Text excerpt:

2

Suppose I have a section in a file which is in csv form, e.g.

     a1, bbb1,  cc1, ddd1,  ee1
    aa2,   b2, ccc2,  dd2,   e2
   aaa3,  bb3,   c3,   d3,  ee3
    aa4,   b4,  cc4, ddd4, eee4

Then, suppose I want to replace an entire column, say one of the a's, b's, c's, d's, e's with the same value. To make this a little more general, assume I want to do this for any delimiter, not just comma. So, it might be a space or some other character as delimiter.

Furthermore, I want to do this interactively, treating that section of the file as a region using emacs point and mark. I'd also prefer to do this without the assistance of a package. Are there any good approaches using just the standard tools in Emacs? I'm using Emacs 24.3, but I don't want a method that is very version-sensitive.

Provided records:
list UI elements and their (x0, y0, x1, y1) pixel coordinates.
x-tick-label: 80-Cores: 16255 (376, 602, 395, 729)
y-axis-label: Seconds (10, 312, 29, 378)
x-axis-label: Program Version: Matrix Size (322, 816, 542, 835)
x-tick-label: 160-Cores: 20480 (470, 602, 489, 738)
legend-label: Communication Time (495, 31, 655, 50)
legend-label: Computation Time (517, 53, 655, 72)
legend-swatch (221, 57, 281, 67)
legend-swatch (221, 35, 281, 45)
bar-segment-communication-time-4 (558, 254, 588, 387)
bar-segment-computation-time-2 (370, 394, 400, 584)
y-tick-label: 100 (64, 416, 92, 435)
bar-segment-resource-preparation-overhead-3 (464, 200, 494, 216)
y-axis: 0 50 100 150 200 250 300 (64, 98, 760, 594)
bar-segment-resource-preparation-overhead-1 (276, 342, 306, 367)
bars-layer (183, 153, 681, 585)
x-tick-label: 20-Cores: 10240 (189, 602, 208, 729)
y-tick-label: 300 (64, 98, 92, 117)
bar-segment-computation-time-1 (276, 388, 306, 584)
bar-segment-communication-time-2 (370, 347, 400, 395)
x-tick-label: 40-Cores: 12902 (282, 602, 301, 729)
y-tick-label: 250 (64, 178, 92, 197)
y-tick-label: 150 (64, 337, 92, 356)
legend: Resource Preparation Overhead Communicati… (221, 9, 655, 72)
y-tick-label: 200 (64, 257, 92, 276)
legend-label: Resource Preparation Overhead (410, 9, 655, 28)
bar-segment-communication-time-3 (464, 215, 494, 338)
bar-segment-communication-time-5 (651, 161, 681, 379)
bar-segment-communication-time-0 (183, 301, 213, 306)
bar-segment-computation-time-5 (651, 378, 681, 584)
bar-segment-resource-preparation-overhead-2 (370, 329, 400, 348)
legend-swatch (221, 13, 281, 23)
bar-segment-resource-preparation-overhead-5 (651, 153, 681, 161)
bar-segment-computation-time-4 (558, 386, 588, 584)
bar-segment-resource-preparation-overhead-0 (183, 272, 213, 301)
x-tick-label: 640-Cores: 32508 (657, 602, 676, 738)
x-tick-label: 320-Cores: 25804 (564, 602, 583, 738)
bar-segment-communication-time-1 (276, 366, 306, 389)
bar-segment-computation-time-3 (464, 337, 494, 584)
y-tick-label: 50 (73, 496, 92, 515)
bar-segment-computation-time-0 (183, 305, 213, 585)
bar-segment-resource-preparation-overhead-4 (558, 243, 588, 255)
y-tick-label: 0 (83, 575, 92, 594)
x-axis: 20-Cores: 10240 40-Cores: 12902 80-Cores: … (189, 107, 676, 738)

Short exercise A:
Answer these questions about the Emacs column question above, one answer per line, marked the same way.
(i) Which Emacs version does the poster use?
(ii) Other than a comma, which delimiters does the poster say the method should handle?
(iii) What is the first field in the third row of the sample section?
Short exercise B: Lay out the records as a JSON list of strings, one string per line and no blank lines. Start at the first line of the records and end with the line containing "legend-label: Computation Time", including both of those lines.

Full output A:
(i) Emacs 24.3
(ii) A space or some other character
(iii) aaa3

Full output B:
[
  "list UI elements and their (x0, y0, x1, y1) pixel coordinates.",
  "x-tick-label: 80-Cores: 16255 (376, 602, 395, 729)",
  "y-axis-label: Seconds (10, 312, 29, 378)",
  "x-axis-label: Program Version: Matrix Size (322, 816, 542, 835)",
  "x-tick-label: 160-Cores: 20480 (470, 602, 489, 738)",
  "legend-label: Communication Time (495, 31, 655, 50)",
  "legend-label: Computation Time (517, 53, 655, 72)"
]